* Written instruction
Search the material for the string "Average" and copy each line where it occurs.

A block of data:
===============
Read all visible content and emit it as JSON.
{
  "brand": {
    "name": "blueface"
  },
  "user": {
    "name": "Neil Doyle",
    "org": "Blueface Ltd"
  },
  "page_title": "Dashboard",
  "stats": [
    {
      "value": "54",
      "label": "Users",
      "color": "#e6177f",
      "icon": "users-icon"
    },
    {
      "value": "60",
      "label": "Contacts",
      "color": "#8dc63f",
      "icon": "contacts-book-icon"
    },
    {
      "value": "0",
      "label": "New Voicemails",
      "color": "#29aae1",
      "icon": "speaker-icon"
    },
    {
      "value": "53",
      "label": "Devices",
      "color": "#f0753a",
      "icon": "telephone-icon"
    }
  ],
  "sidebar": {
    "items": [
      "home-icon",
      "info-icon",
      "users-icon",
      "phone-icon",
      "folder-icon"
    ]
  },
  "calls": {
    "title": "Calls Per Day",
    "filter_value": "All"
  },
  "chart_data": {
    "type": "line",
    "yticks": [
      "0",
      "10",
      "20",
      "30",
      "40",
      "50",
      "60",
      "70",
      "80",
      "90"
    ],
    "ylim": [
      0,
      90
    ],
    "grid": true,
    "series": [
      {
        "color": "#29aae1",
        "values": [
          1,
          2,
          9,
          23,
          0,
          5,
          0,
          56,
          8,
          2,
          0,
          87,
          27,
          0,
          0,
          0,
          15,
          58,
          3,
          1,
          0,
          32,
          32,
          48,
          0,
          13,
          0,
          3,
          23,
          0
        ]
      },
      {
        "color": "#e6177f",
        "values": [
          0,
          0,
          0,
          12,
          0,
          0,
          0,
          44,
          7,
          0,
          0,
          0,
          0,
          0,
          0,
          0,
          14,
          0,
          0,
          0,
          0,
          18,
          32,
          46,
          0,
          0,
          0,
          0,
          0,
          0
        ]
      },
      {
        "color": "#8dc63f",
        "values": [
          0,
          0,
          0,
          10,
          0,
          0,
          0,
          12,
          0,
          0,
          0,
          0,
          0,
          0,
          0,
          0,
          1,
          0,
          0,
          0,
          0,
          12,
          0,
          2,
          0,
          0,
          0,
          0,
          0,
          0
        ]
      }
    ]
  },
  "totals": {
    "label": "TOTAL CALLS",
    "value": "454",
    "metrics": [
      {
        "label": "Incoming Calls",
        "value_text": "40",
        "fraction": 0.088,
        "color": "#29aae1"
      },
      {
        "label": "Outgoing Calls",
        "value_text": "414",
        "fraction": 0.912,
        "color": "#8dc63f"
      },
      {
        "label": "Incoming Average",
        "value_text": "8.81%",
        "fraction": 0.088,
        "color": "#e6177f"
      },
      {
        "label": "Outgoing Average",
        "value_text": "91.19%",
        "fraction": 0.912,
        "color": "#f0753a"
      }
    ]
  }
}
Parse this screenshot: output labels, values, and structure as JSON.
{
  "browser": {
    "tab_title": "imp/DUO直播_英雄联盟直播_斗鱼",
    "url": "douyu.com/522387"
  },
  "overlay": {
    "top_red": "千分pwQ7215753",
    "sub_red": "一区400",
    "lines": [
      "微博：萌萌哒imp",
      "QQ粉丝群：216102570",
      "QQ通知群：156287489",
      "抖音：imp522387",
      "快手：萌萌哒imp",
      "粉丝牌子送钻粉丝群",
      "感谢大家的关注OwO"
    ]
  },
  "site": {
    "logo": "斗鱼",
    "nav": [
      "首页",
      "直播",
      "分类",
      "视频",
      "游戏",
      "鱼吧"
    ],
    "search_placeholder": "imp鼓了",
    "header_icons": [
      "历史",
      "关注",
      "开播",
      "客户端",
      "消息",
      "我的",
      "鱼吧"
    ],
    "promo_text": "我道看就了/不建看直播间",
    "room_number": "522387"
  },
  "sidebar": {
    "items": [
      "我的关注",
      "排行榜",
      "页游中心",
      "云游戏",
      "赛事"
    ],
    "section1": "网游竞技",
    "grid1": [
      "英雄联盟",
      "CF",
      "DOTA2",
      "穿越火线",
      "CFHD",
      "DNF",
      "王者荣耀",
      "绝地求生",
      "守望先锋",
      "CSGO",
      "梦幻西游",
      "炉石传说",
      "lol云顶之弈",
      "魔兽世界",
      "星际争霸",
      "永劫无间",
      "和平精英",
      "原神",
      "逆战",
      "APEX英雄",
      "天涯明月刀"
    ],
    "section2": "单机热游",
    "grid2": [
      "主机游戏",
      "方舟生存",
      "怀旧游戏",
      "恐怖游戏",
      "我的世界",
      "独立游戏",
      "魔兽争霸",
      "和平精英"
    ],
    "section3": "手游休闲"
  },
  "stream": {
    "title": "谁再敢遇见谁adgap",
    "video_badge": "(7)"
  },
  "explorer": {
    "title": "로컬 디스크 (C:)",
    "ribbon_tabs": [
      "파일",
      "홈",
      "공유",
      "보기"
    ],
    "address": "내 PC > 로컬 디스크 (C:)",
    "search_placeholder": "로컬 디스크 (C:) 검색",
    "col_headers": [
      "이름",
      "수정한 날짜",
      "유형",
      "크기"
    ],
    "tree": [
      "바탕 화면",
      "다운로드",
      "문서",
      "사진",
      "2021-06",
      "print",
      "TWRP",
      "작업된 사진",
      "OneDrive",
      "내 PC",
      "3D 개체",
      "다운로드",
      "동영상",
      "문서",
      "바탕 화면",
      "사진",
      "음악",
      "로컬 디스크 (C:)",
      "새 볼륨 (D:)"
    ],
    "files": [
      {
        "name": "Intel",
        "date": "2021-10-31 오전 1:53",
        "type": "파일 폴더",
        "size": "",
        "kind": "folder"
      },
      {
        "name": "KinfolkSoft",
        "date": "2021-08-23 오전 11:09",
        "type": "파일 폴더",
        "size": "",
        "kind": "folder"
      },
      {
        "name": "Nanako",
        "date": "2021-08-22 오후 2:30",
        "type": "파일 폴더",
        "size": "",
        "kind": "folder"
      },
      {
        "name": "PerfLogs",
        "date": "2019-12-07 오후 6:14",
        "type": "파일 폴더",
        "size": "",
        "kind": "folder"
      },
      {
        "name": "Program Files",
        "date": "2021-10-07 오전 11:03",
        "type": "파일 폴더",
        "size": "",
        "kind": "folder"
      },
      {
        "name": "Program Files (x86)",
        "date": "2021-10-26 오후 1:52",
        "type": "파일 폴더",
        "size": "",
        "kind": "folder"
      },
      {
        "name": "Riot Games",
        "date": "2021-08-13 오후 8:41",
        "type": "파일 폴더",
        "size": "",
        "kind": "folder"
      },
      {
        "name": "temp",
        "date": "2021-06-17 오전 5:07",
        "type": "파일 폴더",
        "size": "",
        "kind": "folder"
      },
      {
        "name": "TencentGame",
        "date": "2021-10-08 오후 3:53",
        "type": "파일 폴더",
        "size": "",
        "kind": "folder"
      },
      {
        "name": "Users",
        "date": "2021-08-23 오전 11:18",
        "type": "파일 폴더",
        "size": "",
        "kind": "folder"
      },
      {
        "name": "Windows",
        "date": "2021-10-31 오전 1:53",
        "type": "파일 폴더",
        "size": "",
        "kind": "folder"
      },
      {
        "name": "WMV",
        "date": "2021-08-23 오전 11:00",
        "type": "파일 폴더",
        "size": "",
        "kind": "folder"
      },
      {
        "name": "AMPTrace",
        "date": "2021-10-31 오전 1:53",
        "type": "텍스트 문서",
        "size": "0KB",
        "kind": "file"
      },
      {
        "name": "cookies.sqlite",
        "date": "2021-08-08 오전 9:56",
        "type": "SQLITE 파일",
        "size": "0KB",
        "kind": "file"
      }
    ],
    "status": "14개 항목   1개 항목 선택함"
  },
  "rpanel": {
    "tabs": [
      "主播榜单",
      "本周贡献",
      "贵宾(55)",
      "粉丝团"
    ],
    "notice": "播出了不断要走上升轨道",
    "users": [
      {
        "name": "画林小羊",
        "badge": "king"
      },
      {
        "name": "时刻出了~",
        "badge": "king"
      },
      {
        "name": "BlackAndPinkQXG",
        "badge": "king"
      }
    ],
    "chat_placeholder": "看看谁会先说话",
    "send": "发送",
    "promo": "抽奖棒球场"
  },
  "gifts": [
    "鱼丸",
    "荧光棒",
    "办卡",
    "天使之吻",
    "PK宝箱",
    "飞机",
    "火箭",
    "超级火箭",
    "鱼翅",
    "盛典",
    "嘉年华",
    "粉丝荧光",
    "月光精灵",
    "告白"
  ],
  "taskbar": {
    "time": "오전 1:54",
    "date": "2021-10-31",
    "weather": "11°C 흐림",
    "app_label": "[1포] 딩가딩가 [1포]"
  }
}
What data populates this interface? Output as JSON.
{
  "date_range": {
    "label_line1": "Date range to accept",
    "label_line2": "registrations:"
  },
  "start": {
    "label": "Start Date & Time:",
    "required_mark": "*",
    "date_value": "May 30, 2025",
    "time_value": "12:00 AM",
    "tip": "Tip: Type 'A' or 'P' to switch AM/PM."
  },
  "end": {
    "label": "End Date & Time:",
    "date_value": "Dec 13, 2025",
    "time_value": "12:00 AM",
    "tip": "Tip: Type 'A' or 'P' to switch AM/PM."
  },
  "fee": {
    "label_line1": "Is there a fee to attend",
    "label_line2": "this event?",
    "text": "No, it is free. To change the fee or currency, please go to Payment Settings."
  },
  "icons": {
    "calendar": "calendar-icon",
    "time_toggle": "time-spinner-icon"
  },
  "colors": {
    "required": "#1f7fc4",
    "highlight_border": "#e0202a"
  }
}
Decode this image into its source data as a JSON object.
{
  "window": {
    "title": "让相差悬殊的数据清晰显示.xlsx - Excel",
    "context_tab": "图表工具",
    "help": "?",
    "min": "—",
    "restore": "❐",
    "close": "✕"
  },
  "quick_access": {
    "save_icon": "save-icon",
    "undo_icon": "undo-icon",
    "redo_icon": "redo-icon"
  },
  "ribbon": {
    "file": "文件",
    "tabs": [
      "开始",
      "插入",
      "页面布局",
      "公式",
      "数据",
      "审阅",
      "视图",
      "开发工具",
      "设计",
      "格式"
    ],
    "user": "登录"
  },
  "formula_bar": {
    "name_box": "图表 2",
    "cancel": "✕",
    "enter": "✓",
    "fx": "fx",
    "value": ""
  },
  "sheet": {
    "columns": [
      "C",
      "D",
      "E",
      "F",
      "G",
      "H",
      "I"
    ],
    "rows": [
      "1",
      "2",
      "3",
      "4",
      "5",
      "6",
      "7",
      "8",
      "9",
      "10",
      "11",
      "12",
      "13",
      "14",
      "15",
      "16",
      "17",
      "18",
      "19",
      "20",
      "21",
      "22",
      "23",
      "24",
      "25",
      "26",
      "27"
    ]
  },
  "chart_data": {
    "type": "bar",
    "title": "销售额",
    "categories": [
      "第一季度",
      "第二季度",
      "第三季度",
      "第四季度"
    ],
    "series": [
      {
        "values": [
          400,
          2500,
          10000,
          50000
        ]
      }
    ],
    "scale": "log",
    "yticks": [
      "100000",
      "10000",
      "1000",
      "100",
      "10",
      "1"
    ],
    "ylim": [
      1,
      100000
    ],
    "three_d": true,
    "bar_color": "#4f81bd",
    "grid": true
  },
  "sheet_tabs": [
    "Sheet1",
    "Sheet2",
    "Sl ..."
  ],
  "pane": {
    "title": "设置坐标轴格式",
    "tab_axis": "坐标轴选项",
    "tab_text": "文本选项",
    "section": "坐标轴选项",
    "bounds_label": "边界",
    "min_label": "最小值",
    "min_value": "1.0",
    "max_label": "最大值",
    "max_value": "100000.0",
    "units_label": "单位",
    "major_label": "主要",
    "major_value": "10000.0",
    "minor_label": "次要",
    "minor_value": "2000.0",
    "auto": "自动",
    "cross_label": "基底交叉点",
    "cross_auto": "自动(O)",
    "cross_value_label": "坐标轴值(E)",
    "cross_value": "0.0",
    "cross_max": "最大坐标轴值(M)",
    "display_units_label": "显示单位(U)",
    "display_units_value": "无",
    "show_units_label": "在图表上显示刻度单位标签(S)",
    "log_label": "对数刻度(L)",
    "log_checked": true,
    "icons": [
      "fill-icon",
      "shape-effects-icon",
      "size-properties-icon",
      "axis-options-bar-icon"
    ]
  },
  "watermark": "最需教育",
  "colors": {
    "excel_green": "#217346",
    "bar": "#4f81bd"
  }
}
===============
* Result of this exercise
        "label": "Incoming Average",
        "label": "Outgoing Average",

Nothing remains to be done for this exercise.